▸ THE REQUEST
Say how many lines include the word "text". Reply with nothing but the number.
** START RECORD LIST **
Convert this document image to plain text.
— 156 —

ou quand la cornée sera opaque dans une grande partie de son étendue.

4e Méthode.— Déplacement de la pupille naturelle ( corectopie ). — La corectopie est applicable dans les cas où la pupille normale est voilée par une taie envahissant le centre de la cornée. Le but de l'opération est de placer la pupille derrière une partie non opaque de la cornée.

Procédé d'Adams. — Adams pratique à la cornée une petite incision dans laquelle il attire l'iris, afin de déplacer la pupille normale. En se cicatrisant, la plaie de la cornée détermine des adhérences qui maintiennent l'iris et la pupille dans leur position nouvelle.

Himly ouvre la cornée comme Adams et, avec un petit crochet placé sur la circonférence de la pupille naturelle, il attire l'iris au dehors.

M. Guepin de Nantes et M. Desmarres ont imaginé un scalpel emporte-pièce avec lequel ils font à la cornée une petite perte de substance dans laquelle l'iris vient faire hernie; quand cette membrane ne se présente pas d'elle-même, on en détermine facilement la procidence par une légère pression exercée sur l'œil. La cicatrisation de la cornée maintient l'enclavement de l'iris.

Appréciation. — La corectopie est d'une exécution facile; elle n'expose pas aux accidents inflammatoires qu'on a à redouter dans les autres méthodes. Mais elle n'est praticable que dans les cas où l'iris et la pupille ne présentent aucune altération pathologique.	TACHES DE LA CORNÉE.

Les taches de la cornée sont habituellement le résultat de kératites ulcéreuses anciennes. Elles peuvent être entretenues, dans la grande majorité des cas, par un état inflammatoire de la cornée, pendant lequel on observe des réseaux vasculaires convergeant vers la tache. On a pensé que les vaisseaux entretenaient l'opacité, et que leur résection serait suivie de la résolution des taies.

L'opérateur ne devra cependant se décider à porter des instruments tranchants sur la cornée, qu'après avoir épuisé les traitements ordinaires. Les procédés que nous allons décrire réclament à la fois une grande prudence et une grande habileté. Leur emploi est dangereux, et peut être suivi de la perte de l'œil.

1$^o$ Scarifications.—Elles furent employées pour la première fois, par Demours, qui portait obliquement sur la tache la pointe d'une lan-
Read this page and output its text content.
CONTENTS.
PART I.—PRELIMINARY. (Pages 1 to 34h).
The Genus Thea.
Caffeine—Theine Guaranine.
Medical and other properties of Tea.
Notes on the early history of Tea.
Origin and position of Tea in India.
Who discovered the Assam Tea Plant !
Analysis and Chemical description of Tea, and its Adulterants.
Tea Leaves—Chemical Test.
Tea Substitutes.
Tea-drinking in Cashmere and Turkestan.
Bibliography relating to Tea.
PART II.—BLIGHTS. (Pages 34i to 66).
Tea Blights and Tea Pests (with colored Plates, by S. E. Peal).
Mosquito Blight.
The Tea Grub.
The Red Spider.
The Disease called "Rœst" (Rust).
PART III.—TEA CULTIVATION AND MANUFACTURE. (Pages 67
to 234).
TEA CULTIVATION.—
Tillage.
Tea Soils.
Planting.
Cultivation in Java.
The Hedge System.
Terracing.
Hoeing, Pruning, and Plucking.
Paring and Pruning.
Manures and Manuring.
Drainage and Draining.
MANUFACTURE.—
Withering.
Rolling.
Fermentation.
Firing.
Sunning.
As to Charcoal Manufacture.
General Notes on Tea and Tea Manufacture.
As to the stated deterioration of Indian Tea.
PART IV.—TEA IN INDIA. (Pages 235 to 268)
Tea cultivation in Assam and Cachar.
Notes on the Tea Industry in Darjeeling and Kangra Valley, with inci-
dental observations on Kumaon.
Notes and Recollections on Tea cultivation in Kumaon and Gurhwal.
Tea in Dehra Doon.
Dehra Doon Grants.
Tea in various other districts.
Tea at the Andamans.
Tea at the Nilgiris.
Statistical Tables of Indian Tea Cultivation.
** END RECORD LIST **
▸ IN RESPONSE
2